┌────────

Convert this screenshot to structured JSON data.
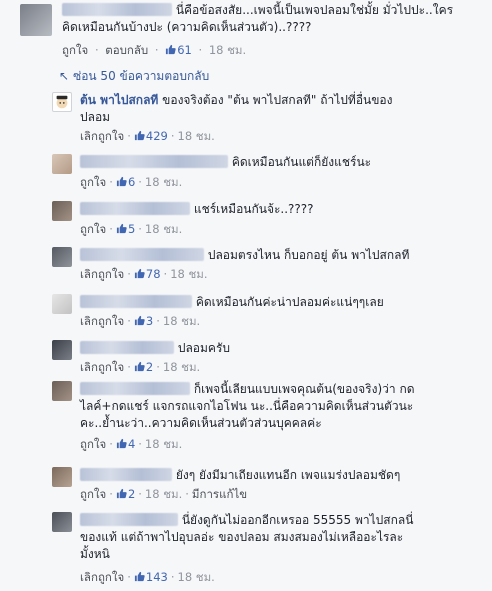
{
  "top_comment": {
    "name_visible": false,
    "text": "นี่คือข้อสงสัย...เพจนี้เป็นเพจปลอมใช่มั้ย มั่วไปปะ..ใคร คิดเหมือนกันบ้างปะ (ความคิดเห็นส่วนตัว)..????",
    "line1": "นี่คือข้อสงสัย...เพจนี้เป็นเพจปลอมใช่มั้ย มั่วไปปะ..ใคร",
    "line2": "คิดเหมือนกันบ้างปะ (ความคิดเห็นส่วนตัว)..????",
    "like_label": "ถูกใจ",
    "reply_label": "ตอบกลับ",
    "likes": "61",
    "time": "18 ชม."
  },
  "replies_toggle": {
    "label": "ซ่อน 50 ข้อความตอบกลับ"
  },
  "replies": [
    {
      "name": "ต้น พาไปสกลที",
      "line1": "ของจริงต้อง \"ต้น พาไปสกลที\" ถ้าไปที่อื่นของ",
      "line2": "ปลอม",
      "action_label": "เลิกถูกใจ",
      "likes": "429",
      "time": "18 ชม."
    },
    {
      "text": "คิดเหมือนกันแต่ก็ยังแชร์นะ",
      "action_label": "ถูกใจ",
      "likes": "6",
      "time": "18 ชม."
    },
    {
      "text": "แชร์เหมือนกันจ้ะ..????",
      "action_label": "ถูกใจ",
      "likes": "5",
      "time": "18 ชม."
    },
    {
      "text": "ปลอมตรงไหน ก็บอกอยู่ ต้น พาไปสกลที",
      "action_label": "เลิกถูกใจ",
      "likes": "78",
      "time": "18 ชม."
    },
    {
      "text": "คิดเหมือนกันค่ะน่าปลอมค่ะแน่ๆๆเลย",
      "action_label": "เลิกถูกใจ",
      "likes": "3",
      "time": "18 ชม."
    },
    {
      "text": "ปลอมครับ",
      "action_label": "เลิกถูกใจ",
      "likes": "2",
      "time": "18 ชม."
    },
    {
      "line1": "ก็เพจนี้เลียนแบบเพจคุณต้น(ของจริง)ว่า กด",
      "line2": "ไลค์+กดแชร์ แจกรถแจกไอโฟน นะ..นี่คือความคิดเห็นส่วนตัวนะ",
      "line3": "คะ..ย้ำนะว่า..ความคิดเห็นส่วนตัวส่วนบุคคลค่ะ",
      "action_label": "ถูกใจ",
      "likes": "4",
      "time": "18 ชม."
    },
    {
      "text": "ยังๆ ยังมีมาเถียงแทนอีก เพจแมร่งปลอมชัดๆ",
      "action_label": "ถูกใจ",
      "likes": "2",
      "time": "18 ชม.",
      "edited_label": "มีการแก้ไข"
    },
    {
      "line1": "นี่ยังดูกันไม่ออกอีกเหรออ 55555 พาไปสกลนี่",
      "line2": "ของแท้ แต่ถ้าพาไปอุบลอ่ะ ของปลอม สมงสมองไม่เหลืออะไรละ",
      "line3": "มั้งหนิ",
      "action_label": "เลิกถูกใจ",
      "likes": "143",
      "time": "18 ชม."
    }
  ],
  "icons": {
    "like": "thumbs-up-icon",
    "collapse": "collapse-arrow-icon"
  },
  "colors": {
    "link": "#365899",
    "like_blue": "#4267b2",
    "meta_gray": "#90949c",
    "background": "#f6f7f9"
  }
}
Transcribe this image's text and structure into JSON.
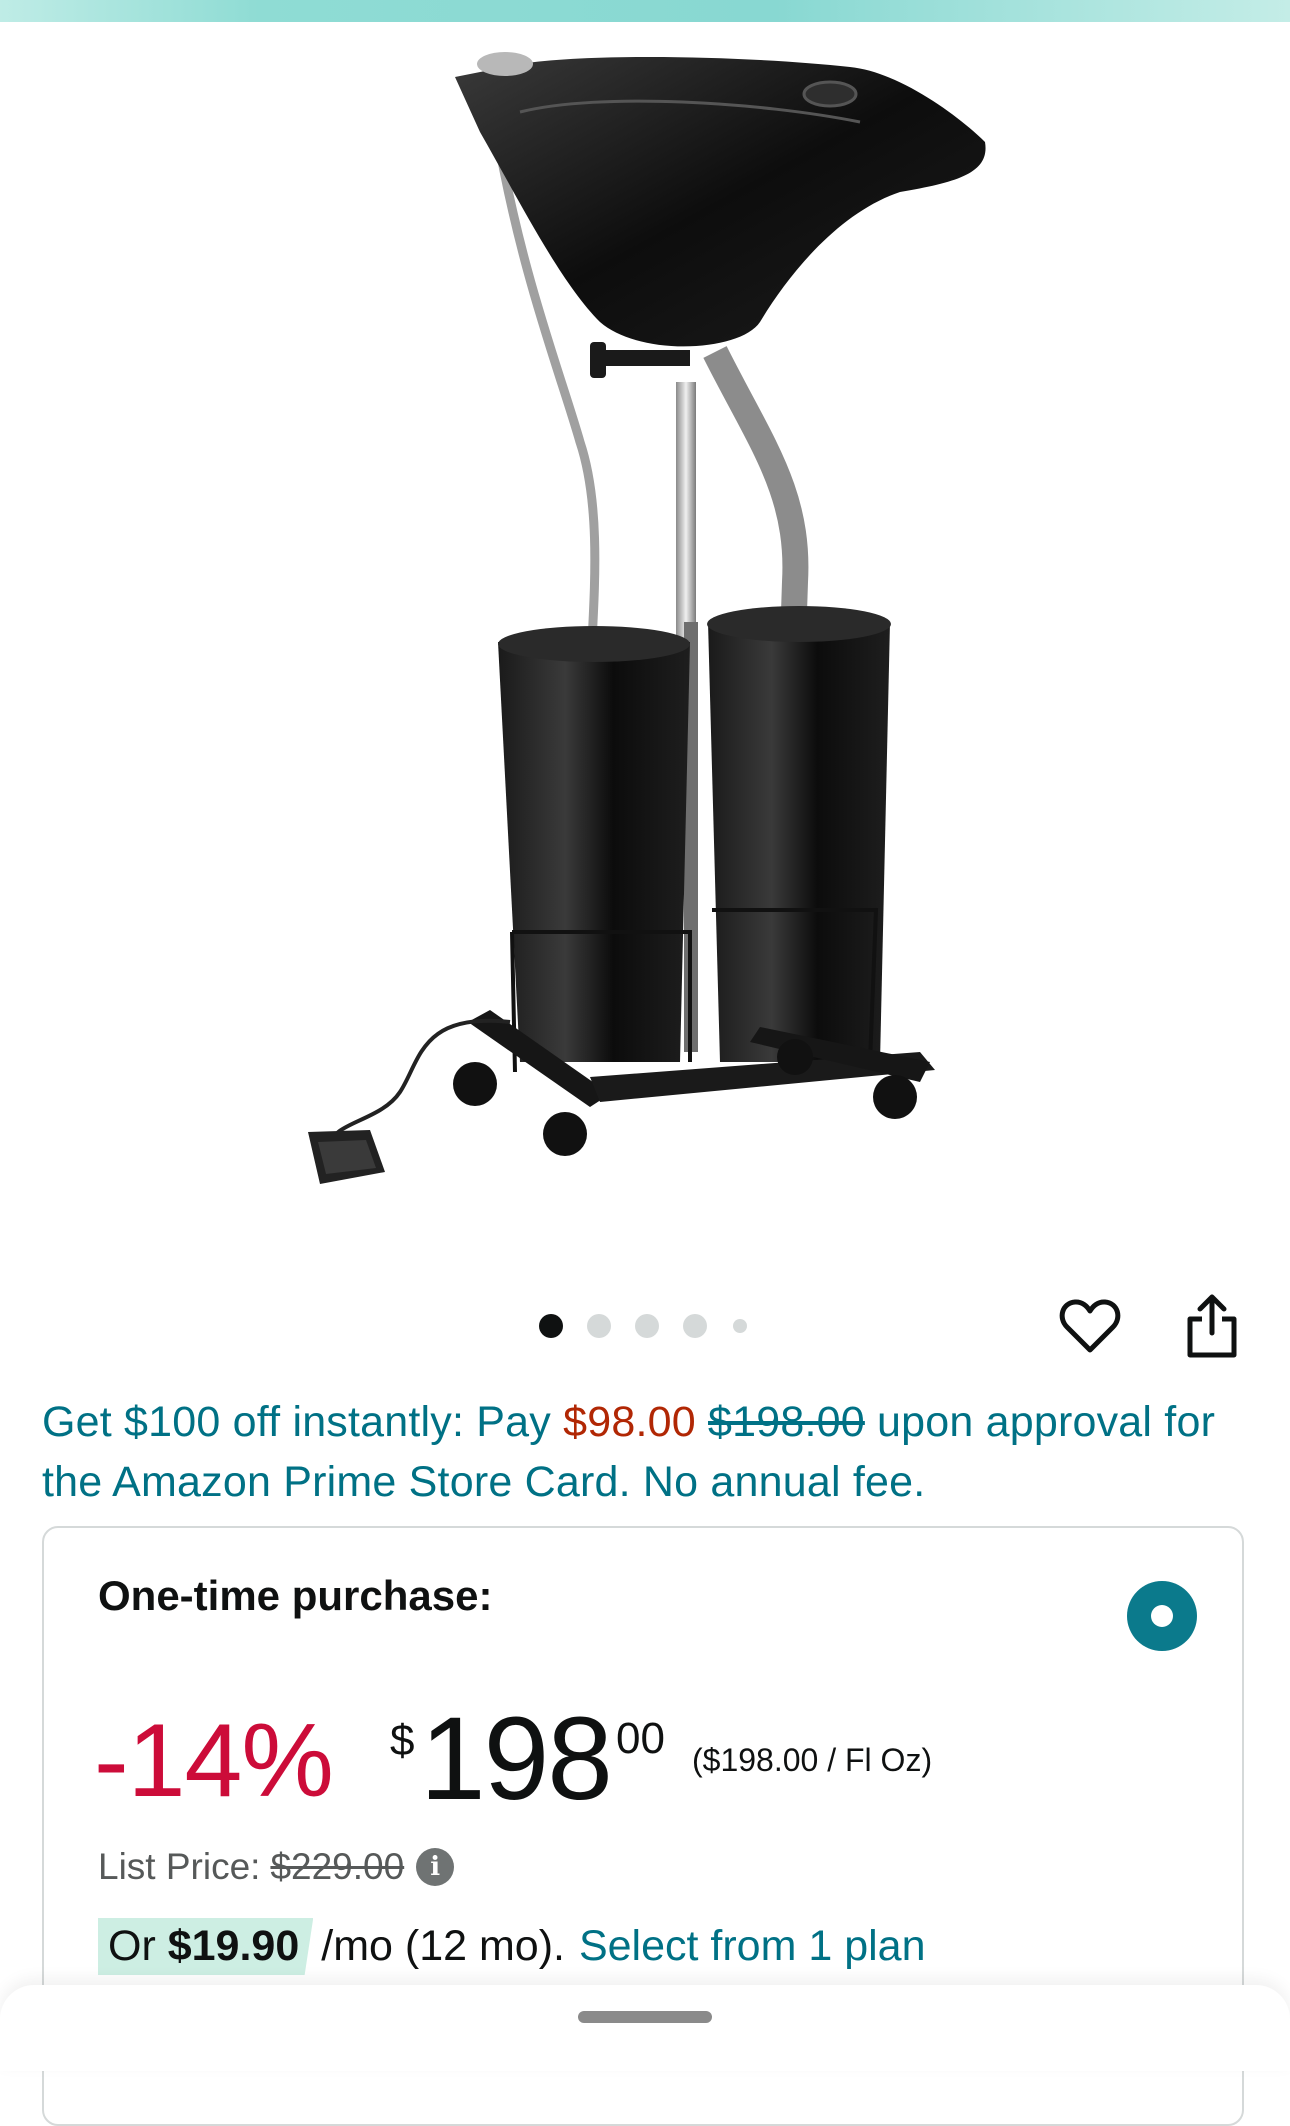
{
  "product": {
    "image_alt": "Portable shampoo bowl with two water tanks, hose and foot pump",
    "carousel": {
      "total": 5,
      "active": 0
    }
  },
  "icons": {
    "wishlist": "heart-outline-icon",
    "share": "share-icon",
    "info": "info-icon"
  },
  "promo": {
    "prefix": "Get $100 off instantly: Pay ",
    "new_price": "$98.00",
    "old_price": "$198.00",
    "suffix": " upon approval for the Amazon Prime Store Card. No annual fee."
  },
  "purchase_option": {
    "title": "One-time purchase:",
    "selected": true,
    "discount": "-14%",
    "currency_symbol": "$",
    "price_whole": "198",
    "price_fraction": "00",
    "unit_price": "($198.00 / Fl Oz)",
    "list_price_label": "List Price:",
    "list_price": "$229.00",
    "monthly_or": "Or ",
    "monthly_amount": "$19.90",
    "monthly_terms": "/mo (12 mo).",
    "monthly_link": "Select from 1 plan"
  },
  "colors": {
    "link": "#007185",
    "discount": "#cc0c39",
    "promo_price": "#b12704",
    "radio_selected": "#0b7a8c",
    "monthly_highlight": "#cdeee3"
  }
}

└────────

◆ Exercise aim
Go through the material above and print all of it exactly, except the pictures.

◆ Task answer
Convert this screenshot to structured JSON data.
{
  "top_comment": {
    "name_visible": false,
    "text": "นี่คือข้อสงสัย...เพจนี้เป็นเพจปลอมใช่มั้ย มั่วไปปะ..ใคร คิดเหมือนกันบ้างปะ (ความคิดเห็นส่วนตัว)..????",
    "line1": "นี่คือข้อสงสัย...เพจนี้เป็นเพจปลอมใช่มั้ย มั่วไปปะ..ใคร",
    "line2": "คิดเหมือนกันบ้างปะ (ความคิดเห็นส่วนตัว)..????",
    "like_label": "ถูกใจ",
    "reply_label": "ตอบกลับ",
    "likes": "61",
    "time": "18 ชม."
  },
  "replies_toggle": {
    "label": "ซ่อน 50 ข้อความตอบกลับ"
  },
  "replies": [
    {
      "name": "ต้น พาไปสกลที",
      "line1": "ของจริงต้อง \"ต้น พาไปสกลที\" ถ้าไปที่อื่นของ",
      "line2": "ปลอม",
      "action_label": "เลิกถูกใจ",
      "likes": "429",
      "time": "18 ชม."
    },
    {
      "text": "คิดเหมือนกันแต่ก็ยังแชร์นะ",
      "action_label": "ถูกใจ",
      "likes": "6",
      "time": "18 ชม."
    },
    {
      "text": "แชร์เหมือนกันจ้ะ..????",
      "action_label": "ถูกใจ",
      "likes": "5",
      "time": "18 ชม."
    },
    {
      "text": "ปลอมตรงไหน ก็บอกอยู่ ต้น พาไปสกลที",
      "action_label": "เลิกถูกใจ",
      "likes": "78",
      "time": "18 ชม."
    },
    {
      "text": "คิดเหมือนกันค่ะน่าปลอมค่ะแน่ๆๆเลย",
      "action_label": "เลิกถูกใจ",
      "likes": "3",
      "time": "18 ชม."
    },
    {
      "text": "ปลอมครับ",
      "action_label": "เลิกถูกใจ",
      "likes": "2",
      "time": "18 ชม."
    },
    {
      "line1": "ก็เพจนี้เลียนแบบเพจคุณต้น(ของจริง)ว่า กด",
      "line2": "ไลค์+กดแชร์ แจกรถแจกไอโฟน นะ..นี่คือความคิดเห็นส่วนตัวนะ",
      "line3": "คะ..ย้ำนะว่า..ความคิดเห็นส่วนตัวส่วนบุคคลค่ะ",
      "action_label": "ถูกใจ",
      "likes": "4",
      "time": "18 ชม."
    },
    {
      "text": "ยังๆ ยังมีมาเถียงแทนอีก เพจแมร่งปลอมชัดๆ",
      "action_label": "ถูกใจ",
      "likes": "2",
      "time": "18 ชม.",
      "edited_label": "มีการแก้ไข"
    },
    {
      "line1": "นี่ยังดูกันไม่ออกอีกเหรออ 55555 พาไปสกลนี่",
      "line2": "ของแท้ แต่ถ้าพาไปอุบลอ่ะ ของปลอม สมงสมองไม่เหลืออะไรละ",
      "line3": "มั้งหนิ",
      "action_label": "เลิกถูกใจ",
      "likes": "143",
      "time": "18 ชม."
    }
  ],
  "icons": {
    "like": "thumbs-up-icon",
    "collapse": "collapse-arrow-icon"
  },
  "colors": {
    "link": "#365899",
    "like_blue": "#4267b2",
    "meta_gray": "#90949c",
    "background": "#f6f7f9"
  }
}
Transcribe this image's text and structure into JSON.
{
  "product": {
    "image_alt": "Portable shampoo bowl with two water tanks, hose and foot pump",
    "carousel": {
      "total": 5,
      "active": 0
    }
  },
  "icons": {
    "wishlist": "heart-outline-icon",
    "share": "share-icon",
    "info": "info-icon"
  },
  "promo": {
    "prefix": "Get $100 off instantly: Pay ",
    "new_price": "$98.00",
    "old_price": "$198.00",
    "suffix": " upon approval for the Amazon Prime Store Card. No annual fee."
  },
  "purchase_option": {
    "title": "One-time purchase:",
    "selected": true,
    "discount": "-14%",
    "currency_symbol": "$",
    "price_whole": "198",
    "price_fraction": "00",
    "unit_price": "($198.00 / Fl Oz)",
    "list_price_label": "List Price:",
    "list_price": "$229.00",
    "monthly_or": "Or ",
    "monthly_amount": "$19.90",
    "monthly_terms": "/mo (12 mo).",
    "monthly_link": "Select from 1 plan"
  },
  "colors": {
    "link": "#007185",
    "discount": "#cc0c39",
    "promo_price": "#b12704",
    "radio_selected": "#0b7a8c",
    "monthly_highlight": "#cdeee3"
  }
}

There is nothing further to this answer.